### TREŚĆ ZADANIA A
Proszę powtórzyć dosłownie i w całości tekst o motocyklu Junak przygotowanym do wyścigów ulicznych.

### DOSTARCZONY TEKST
☆ ☆ ☆ ☆ ☆

21 November 2024

Witamy na stronie

Historię Junaka zna każdy kto interesuje się motoryzacją polską. Ja chciałbym przedstawić historię mojego Junaka, który jest przygotowany do wyścigów ulicznych. Wyścigi tego rodzaju dla wyjaśnienia to impreza organizowana na wzór Tourist Trophy na wyspie Mann. Po wojnie nie było torów wyścigowych więc ścigano się po ulicach miast motocyklami często tylko lekko przerobionymi lub prosto wyjętymi ze stodoły.

Teraz coś na temat mojej zajawki tymi wyścigami. Zaczęło się to kiedy pojechałem ze znajomymi do naszych sąsiadów Czechów na taką imprezę, a dokładnie do miejscowości Branna. Widok ścigających się motocykli z lat 20,30,40,50,60,70 i 80- tych był nie do opisania. No i tak wyrosła chęć brania udziału w tego typu imprezach. Wybór motocykla padł na Junaka z dwóch powodów. Pierwszym z nich to, to że ma świetny środek ciężkości, a drugi ze względu na zaleganie w moim garażu ramy, u kolegi „Kloca” silnika a u Zygberta zawieszenia, skrzyni biegów i innych drobiazgów. Z takiej zbieraniny powstał właśnie mój Junak o numerze startowym J1. Budowa trwała 6 miesięcy, aż do pierwszego startu w Brannej. Nie obyło się oczywiście bez pomocy kilku ludzi min. pana Nadnewskiego za jego kopiały rozrządu, mojego majstra za przeróbkę głowicy i wielu innych no i oczywiście jak bym mógł zapomnieć o mojej kochanej rodzinie za zrozumienie, że nie ma mnie w domu i że tak mało czasu im poświęcam. Kocham ich za to.

☆ ☆ ☆ ☆ ☆

### DOSTARCZONE ZAPISY
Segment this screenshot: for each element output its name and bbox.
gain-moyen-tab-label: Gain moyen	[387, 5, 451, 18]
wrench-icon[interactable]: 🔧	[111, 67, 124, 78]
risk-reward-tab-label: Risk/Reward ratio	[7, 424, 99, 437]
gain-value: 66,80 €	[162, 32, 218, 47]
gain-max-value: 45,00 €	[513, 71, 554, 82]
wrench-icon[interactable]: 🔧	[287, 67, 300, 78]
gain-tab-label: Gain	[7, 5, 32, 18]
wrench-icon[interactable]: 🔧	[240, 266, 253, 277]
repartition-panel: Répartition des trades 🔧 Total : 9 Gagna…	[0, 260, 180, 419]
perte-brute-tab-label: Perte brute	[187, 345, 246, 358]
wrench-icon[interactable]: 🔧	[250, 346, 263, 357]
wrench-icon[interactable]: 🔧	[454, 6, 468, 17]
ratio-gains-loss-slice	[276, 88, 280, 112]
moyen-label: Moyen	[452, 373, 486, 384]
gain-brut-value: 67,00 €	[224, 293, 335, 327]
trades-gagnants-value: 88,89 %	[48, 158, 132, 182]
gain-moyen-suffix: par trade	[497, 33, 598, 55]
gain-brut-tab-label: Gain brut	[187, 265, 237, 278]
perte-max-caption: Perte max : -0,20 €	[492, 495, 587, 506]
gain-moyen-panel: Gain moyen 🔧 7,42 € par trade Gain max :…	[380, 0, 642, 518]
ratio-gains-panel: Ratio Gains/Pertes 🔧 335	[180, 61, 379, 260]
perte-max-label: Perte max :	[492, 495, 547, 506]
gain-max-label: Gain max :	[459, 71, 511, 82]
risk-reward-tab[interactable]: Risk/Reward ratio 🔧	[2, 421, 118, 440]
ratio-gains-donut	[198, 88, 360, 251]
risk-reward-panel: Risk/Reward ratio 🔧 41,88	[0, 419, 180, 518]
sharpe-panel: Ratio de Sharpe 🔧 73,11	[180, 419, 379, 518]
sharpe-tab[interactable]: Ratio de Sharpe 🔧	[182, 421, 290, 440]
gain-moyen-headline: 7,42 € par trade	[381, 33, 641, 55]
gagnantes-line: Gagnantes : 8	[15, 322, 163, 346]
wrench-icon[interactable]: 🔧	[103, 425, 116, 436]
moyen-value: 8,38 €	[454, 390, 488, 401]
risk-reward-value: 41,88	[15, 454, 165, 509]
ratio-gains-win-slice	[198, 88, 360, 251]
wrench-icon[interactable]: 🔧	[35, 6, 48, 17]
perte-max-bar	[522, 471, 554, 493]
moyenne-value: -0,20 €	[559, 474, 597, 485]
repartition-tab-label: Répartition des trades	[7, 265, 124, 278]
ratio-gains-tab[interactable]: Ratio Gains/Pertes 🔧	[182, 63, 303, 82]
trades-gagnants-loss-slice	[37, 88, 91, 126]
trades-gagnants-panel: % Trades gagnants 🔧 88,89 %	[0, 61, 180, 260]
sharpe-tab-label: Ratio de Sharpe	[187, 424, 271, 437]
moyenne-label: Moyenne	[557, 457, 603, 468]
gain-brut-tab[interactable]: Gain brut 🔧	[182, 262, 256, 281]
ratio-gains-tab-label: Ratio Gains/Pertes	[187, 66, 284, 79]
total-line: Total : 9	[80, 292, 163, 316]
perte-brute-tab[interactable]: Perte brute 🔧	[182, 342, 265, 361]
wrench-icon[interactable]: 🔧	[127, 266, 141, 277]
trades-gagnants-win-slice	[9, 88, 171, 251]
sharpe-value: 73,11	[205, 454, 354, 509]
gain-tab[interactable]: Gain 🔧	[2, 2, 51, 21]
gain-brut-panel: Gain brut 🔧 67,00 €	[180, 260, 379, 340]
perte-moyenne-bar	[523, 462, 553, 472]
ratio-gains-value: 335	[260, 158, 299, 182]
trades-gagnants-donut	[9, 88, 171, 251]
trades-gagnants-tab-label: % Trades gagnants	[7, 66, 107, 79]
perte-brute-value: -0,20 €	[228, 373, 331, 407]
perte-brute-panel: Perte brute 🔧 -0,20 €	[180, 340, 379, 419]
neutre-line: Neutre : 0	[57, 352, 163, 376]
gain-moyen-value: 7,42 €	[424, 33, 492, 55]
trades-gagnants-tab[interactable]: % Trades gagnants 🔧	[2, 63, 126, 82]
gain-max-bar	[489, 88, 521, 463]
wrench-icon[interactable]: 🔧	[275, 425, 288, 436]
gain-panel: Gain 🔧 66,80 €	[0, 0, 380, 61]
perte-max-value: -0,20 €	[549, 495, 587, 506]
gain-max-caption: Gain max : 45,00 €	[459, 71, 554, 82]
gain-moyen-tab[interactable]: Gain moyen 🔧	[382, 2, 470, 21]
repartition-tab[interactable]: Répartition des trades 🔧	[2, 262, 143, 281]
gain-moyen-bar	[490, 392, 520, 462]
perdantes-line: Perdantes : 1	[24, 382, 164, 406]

☆ ☆ ☆ ☆ ☆

### TREŚĆ ZADANIA B
Proszę przepisać wiernie zapisy od samego ich początku aż do wiersza zawierającego „33, 598, 55]”, łącznie z tym wierszem.

### WYNIK ZADANIA A
21 November 2024

Witamy na stronie

Historię Junaka zna każdy kto interesuje się motoryzacją polską. Ja chciałbym przedstawić historię mojego Junaka, który jest przygotowany do wyścigów ulicznych. Wyścigi tego rodzaju dla wyjaśnienia to impreza organizowana na wzór Tourist Trophy na wyspie Mann. Po wojnie nie było torów wyścigowych więc ścigano się po ulicach miast motocyklami często tylko lekko przerobionymi lub prosto wyjętymi ze stodoły.

Teraz coś na temat mojej zajawki tymi wyścigami. Zaczęło się to kiedy pojechałem ze znajomymi do naszych sąsiadów Czechów na taką imprezę, a dokładnie do miejscowości Branna. Widok ścigających się motocykli z lat 20,30,40,50,60,70 i 80- tych był nie do opisania. No i tak wyrosła chęć brania udziału w tego typu imprezach. Wybór motocykla padł na Junaka z dwóch powodów. Pierwszym z nich to, to że ma świetny środek ciężkości, a drugi ze względu na zaleganie w moim garażu ramy, u kolegi „Kloca” silnika a u Zygberta zawieszenia, skrzyni biegów i innych drobiazgów. Z takiej zbieraniny powstał właśnie mój Junak o numerze startowym J1. Budowa trwała 6 miesięcy, aż do pierwszego startu w Brannej. Nie obyło się oczywiście bez pomocy kilku ludzi min. pana Nadnewskiego za jego kopiały rozrządu, mojego majstra za przeróbkę głowicy i wielu innych no i oczywiście jak bym mógł zapomnieć o mojej kochanej rodzinie za zrozumienie, że nie ma mnie w domu i że tak mało czasu im poświęcam. Kocham ich za to.

### WYNIK ZADANIA B
Segment this screenshot: for each element output its name and bbox.
gain-moyen-tab-label: Gain moyen	[387, 5, 451, 18]
wrench-icon[interactable]: 🔧	[111, 67, 124, 78]
risk-reward-tab-label: Risk/Reward ratio	[7, 424, 99, 437]
gain-value: 66,80 €	[162, 32, 218, 47]
gain-max-value: 45,00 €	[513, 71, 554, 82]
wrench-icon[interactable]: 🔧	[287, 67, 300, 78]
gain-tab-label: Gain	[7, 5, 32, 18]
wrench-icon[interactable]: 🔧	[240, 266, 253, 277]
repartition-panel: Répartition des trades 🔧 Total : 9 Gagna…	[0, 260, 180, 419]
perte-brute-tab-label: Perte brute	[187, 345, 246, 358]
wrench-icon[interactable]: 🔧	[250, 346, 263, 357]
wrench-icon[interactable]: 🔧	[454, 6, 468, 17]
ratio-gains-loss-slice	[276, 88, 280, 112]
moyen-label: Moyen	[452, 373, 486, 384]
gain-brut-value: 67,00 €	[224, 293, 335, 327]
trades-gagnants-value: 88,89 %	[48, 158, 132, 182]
gain-moyen-suffix: par trade	[497, 33, 598, 55]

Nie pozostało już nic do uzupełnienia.